■ Task requirements
All lines featuring the string "KYOSENｶﾞﾁｲﾍﾞぇ" are to be listed.

begin Material provided

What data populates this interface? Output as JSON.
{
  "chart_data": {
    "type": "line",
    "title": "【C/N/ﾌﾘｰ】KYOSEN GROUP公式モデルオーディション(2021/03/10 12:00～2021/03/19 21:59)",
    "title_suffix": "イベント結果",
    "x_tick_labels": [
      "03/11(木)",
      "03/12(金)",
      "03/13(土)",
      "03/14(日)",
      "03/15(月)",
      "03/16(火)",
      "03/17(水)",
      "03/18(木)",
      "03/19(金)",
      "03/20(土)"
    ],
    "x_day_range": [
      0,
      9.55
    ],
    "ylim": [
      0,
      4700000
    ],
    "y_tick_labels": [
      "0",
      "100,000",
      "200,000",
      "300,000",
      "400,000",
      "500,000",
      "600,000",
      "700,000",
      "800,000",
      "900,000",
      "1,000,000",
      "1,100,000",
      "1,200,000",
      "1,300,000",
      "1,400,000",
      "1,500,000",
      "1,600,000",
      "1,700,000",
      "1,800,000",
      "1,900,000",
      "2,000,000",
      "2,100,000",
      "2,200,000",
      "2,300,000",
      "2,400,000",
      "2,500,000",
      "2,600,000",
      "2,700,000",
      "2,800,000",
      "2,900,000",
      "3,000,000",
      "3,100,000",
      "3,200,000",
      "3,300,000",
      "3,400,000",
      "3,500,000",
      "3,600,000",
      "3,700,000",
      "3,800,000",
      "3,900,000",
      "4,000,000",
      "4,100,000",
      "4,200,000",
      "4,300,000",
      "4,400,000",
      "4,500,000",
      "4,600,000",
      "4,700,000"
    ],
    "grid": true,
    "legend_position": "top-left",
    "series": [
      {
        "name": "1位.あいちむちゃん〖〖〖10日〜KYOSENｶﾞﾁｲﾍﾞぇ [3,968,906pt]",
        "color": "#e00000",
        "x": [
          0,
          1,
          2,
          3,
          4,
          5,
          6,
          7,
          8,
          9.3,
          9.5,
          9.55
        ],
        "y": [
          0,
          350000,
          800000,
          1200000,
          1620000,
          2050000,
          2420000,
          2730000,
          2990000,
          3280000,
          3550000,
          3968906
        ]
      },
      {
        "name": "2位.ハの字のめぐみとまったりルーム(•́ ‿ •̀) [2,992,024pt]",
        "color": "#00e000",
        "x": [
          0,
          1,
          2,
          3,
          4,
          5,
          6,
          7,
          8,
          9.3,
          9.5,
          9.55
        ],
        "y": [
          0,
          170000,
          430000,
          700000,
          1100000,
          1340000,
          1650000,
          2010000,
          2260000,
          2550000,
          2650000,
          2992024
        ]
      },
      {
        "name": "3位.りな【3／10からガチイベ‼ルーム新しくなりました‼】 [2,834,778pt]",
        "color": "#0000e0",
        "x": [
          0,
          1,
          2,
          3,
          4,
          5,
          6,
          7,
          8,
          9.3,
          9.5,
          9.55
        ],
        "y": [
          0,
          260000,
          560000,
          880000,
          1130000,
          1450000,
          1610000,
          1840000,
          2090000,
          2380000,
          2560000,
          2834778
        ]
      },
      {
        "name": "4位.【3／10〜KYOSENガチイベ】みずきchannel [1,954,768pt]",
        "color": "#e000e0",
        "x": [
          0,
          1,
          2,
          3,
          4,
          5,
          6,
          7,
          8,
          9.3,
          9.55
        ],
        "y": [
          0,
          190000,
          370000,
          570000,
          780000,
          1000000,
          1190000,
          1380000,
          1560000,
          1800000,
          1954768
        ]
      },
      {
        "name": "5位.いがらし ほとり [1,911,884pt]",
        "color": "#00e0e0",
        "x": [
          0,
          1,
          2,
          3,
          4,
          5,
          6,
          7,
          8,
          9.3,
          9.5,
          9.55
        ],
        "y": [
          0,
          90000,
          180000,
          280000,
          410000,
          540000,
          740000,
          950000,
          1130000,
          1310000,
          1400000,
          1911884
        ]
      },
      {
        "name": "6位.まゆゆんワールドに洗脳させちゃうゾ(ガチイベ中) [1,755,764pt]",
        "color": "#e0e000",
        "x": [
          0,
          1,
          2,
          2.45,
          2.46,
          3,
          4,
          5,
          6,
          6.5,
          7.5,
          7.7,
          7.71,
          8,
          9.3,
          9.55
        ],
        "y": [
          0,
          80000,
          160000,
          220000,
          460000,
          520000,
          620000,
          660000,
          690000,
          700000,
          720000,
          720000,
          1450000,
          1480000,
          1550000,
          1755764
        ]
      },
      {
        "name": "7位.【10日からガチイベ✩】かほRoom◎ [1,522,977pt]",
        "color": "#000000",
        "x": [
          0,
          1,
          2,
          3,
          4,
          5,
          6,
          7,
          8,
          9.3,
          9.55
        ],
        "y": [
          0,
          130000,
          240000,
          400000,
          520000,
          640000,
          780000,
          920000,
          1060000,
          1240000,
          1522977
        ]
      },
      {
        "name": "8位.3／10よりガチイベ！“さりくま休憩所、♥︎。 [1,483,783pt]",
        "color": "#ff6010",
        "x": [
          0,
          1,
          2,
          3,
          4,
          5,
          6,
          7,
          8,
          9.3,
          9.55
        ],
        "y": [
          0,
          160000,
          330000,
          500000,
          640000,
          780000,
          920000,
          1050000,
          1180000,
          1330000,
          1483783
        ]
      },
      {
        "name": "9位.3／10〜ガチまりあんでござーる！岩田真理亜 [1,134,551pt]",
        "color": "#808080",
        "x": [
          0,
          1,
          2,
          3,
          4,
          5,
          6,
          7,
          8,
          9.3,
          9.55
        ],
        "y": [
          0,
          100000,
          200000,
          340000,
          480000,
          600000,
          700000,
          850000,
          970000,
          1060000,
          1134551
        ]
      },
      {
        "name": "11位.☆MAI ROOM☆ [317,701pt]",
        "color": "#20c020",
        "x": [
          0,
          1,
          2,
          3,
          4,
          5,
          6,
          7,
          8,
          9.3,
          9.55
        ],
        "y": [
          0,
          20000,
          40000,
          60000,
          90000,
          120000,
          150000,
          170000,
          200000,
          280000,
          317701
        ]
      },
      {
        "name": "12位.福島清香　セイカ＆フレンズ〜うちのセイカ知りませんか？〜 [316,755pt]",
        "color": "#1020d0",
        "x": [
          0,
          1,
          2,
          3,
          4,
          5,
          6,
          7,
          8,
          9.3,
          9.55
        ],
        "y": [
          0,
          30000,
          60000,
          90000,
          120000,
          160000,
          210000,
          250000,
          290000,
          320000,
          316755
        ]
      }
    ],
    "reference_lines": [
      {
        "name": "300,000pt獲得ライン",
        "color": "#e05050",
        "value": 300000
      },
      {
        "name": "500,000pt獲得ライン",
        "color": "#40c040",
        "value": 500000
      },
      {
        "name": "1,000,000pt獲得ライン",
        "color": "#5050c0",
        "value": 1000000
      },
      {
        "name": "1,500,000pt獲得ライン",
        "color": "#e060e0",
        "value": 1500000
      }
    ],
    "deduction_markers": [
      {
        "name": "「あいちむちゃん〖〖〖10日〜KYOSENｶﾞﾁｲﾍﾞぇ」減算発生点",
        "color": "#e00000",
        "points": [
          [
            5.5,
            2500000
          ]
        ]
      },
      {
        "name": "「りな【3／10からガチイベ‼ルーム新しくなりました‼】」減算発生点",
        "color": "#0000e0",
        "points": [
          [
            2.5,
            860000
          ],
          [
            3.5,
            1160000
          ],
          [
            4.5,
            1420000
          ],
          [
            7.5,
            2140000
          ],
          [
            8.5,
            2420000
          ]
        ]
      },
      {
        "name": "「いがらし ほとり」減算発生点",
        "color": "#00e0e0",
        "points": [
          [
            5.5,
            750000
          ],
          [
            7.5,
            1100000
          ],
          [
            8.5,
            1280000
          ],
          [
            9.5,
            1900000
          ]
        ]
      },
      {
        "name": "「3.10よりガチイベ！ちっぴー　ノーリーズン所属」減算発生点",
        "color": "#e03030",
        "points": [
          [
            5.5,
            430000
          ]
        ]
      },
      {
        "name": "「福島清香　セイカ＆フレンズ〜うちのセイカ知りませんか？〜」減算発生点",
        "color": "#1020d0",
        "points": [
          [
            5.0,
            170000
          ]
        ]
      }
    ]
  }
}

end Material provided

■ Correct output
        "name": "1位.あいちむちゃん〖〖〖10日〜KYOSENｶﾞﾁｲﾍﾞぇ [3,968,906pt]",
        "name": "「あいちむちゃん〖〖〖10日〜KYOSENｶﾞﾁｲﾍﾞぇ」減算発生点",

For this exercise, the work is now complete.